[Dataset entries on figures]
+ + + + +

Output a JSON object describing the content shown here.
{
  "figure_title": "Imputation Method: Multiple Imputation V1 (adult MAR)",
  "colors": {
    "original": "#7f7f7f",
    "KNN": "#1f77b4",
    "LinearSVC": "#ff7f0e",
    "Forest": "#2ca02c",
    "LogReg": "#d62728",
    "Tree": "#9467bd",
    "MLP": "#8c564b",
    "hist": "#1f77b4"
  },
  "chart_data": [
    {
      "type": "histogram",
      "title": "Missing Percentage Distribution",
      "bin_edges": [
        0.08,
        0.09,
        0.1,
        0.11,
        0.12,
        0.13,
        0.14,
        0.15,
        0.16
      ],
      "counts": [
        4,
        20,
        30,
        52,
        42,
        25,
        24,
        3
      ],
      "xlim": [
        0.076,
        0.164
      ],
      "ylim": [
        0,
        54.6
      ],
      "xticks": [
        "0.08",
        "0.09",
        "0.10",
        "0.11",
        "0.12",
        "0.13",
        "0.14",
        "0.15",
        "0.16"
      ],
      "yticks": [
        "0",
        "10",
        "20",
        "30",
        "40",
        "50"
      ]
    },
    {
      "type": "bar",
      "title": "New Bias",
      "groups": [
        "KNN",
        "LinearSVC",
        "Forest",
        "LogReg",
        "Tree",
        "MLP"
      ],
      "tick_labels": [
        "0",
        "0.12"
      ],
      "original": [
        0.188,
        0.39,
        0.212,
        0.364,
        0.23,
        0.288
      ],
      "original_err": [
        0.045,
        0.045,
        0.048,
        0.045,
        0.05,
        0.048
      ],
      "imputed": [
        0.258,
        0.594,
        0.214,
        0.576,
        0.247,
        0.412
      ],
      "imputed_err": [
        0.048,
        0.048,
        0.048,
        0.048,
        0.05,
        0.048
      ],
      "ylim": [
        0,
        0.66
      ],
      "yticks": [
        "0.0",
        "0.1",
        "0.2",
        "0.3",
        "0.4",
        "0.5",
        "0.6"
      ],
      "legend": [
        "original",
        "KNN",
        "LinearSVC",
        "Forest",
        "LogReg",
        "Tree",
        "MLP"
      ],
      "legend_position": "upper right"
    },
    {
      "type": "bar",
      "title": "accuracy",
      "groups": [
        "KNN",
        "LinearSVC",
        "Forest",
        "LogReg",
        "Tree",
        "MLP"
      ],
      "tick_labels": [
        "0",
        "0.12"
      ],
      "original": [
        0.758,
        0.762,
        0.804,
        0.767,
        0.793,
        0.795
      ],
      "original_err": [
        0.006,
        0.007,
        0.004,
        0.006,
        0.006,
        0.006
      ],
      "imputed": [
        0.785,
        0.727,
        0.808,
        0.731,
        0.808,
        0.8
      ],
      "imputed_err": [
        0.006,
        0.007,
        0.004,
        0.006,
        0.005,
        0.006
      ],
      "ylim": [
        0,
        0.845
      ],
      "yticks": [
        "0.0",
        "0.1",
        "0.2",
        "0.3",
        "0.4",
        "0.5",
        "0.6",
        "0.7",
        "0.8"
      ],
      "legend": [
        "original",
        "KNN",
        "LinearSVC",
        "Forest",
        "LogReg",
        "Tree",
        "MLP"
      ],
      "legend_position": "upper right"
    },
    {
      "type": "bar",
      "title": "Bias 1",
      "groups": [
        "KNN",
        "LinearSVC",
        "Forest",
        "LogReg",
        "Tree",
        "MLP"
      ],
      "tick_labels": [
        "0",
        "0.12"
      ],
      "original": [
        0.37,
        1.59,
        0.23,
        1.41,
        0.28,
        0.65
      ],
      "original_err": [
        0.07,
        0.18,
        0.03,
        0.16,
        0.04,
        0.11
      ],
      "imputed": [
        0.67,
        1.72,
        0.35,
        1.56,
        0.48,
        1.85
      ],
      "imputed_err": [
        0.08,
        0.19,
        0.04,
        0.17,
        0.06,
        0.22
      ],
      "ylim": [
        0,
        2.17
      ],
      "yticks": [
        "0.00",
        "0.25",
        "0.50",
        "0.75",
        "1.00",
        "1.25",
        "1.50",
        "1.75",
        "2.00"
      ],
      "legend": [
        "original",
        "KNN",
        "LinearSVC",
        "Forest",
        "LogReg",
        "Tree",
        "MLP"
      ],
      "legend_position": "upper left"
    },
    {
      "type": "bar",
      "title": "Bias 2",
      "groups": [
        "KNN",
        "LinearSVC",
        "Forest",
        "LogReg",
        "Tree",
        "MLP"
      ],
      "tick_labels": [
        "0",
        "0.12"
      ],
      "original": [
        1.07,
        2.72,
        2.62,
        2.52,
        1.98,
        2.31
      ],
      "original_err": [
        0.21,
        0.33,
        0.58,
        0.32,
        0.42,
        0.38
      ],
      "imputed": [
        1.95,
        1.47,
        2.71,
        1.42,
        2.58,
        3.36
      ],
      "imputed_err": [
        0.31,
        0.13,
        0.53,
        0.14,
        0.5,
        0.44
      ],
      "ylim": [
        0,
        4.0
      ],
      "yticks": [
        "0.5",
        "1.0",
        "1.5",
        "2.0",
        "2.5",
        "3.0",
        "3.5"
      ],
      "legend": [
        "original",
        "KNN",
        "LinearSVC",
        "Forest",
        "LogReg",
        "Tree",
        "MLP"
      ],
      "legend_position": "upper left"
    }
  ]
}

+ + + + +

#### The exercise
Retype the material above, line by line, exactly.

#### Solution to this exercise
Output a JSON object describing the content shown here.
{
  "figure_title": "Imputation Method: Multiple Imputation V1 (adult MAR)",
  "colors": {
    "original": "#7f7f7f",
    "KNN": "#1f77b4",
    "LinearSVC": "#ff7f0e",
    "Forest": "#2ca02c",
    "LogReg": "#d62728",
    "Tree": "#9467bd",
    "MLP": "#8c564b",
    "hist": "#1f77b4"
  },
  "chart_data": [
    {
      "type": "histogram",
      "title": "Missing Percentage Distribution",
      "bin_edges": [
        0.08,
        0.09,
        0.1,
        0.11,
        0.12,
        0.13,
        0.14,
        0.15,
        0.16
      ],
      "counts": [
        4,
        20,
        30,
        52,
        42,
        25,
        24,
        3
      ],
      "xlim": [
        0.076,
        0.164
      ],
      "ylim": [
        0,
        54.6
      ],
      "xticks": [
        "0.08",
        "0.09",
        "0.10",
        "0.11",
        "0.12",
        "0.13",
        "0.14",
        "0.15",
        "0.16"
      ],
      "yticks": [
        "0",
        "10",
        "20",
        "30",
        "40",
        "50"
      ]
    },
    {
      "type": "bar",
      "title": "New Bias",
      "groups": [
        "KNN",
        "LinearSVC",
        "Forest",
        "LogReg",
        "Tree",
        "MLP"
      ],
      "tick_labels": [
        "0",
        "0.12"
      ],
      "original": [
        0.188,
        0.39,
        0.212,
        0.364,
        0.23,
        0.288
      ],
      "original_err": [
        0.045,
        0.045,
        0.048,
        0.045,
        0.05,
        0.048
      ],
      "imputed": [
        0.258,
        0.594,
        0.214,
        0.576,
        0.247,
        0.412
      ],
      "imputed_err": [
        0.048,
        0.048,
        0.048,
        0.048,
        0.05,
        0.048
      ],
      "ylim": [
        0,
        0.66
      ],
      "yticks": [
        "0.0",
        "0.1",
        "0.2",
        "0.3",
        "0.4",
        "0.5",
        "0.6"
      ],
      "legend": [
        "original",
        "KNN",
        "LinearSVC",
        "Forest",
        "LogReg",
        "Tree",
        "MLP"
      ],
      "legend_position": "upper right"
    },
    {
      "type": "bar",
      "title": "accuracy",
      "groups": [
        "KNN",
        "LinearSVC",
        "Forest",
        "LogReg",
        "Tree",
        "MLP"
      ],
      "tick_labels": [
        "0",
        "0.12"
      ],
      "original": [
        0.758,
        0.762,
        0.804,
        0.767,
        0.793,
        0.795
      ],
      "original_err": [
        0.006,
        0.007,
        0.004,
        0.006,
        0.006,
        0.006
      ],
      "imputed": [
        0.785,
        0.727,
        0.808,
        0.731,
        0.808,
        0.8
      ],
      "imputed_err": [
        0.006,
        0.007,
        0.004,
        0.006,
        0.005,
        0.006
      ],
      "ylim": [
        0,
        0.845
      ],
      "yticks": [
        "0.0",
        "0.1",
        "0.2",
        "0.3",
        "0.4",
        "0.5",
        "0.6",
        "0.7",
        "0.8"
      ],
      "legend": [
        "original",
        "KNN",
        "LinearSVC",
        "Forest",
        "LogReg",
        "Tree",
        "MLP"
      ],
      "legend_position": "upper right"
    },
    {
      "type": "bar",
      "title": "Bias 1",
      "groups": [
        "KNN",
        "LinearSVC",
        "Forest",
        "LogReg",
        "Tree",
        "MLP"
      ],
      "tick_labels": [
        "0",
        "0.12"
      ],
      "original": [
        0.37,
        1.59,
        0.23,
        1.41,
        0.28,
        0.65
      ],
      "original_err": [
        0.07,
        0.18,
        0.03,
        0.16,
        0.04,
        0.11
      ],
      "imputed": [
        0.67,
        1.72,
        0.35,
        1.56,
        0.48,
        1.85
      ],
      "imputed_err": [
        0.08,
        0.19,
        0.04,
        0.17,
        0.06,
        0.22
      ],
      "ylim": [
        0,
        2.17
      ],
      "yticks": [
        "0.00",
        "0.25",
        "0.50",
        "0.75",
        "1.00",
        "1.25",
        "1.50",
        "1.75",
        "2.00"
      ],
      "legend": [
        "original",
        "KNN",
        "LinearSVC",
        "Forest",
        "LogReg",
        "Tree",
        "MLP"
      ],
      "legend_position": "upper left"
    },
    {
      "type": "bar",
      "title": "Bias 2",
      "groups": [
        "KNN",
        "LinearSVC",
        "Forest",
        "LogReg",
        "Tree",
        "MLP"
      ],
      "tick_labels": [
        "0",
        "0.12"
      ],
      "original": [
        1.07,
        2.72,
        2.62,
        2.52,
        1.98,
        2.31
      ],
      "original_err": [
        0.21,
        0.33,
        0.58,
        0.32,
        0.42,
        0.38
      ],
      "imputed": [
        1.95,
        1.47,
        2.71,
        1.42,
        2.58,
        3.36
      ],
      "imputed_err": [
        0.31,
        0.13,
        0.53,
        0.14,
        0.5,
        0.44
      ],
      "ylim": [
        0,
        4.0
      ],
      "yticks": [
        "0.5",
        "1.0",
        "1.5",
        "2.0",
        "2.5",
        "3.0",
        "3.5"
      ],
      "legend": [
        "original",
        "KNN",
        "LinearSVC",
        "Forest",
        "LogReg",
        "Tree",
        "MLP"
      ],
      "legend_position": "upper left"
    }
  ]
}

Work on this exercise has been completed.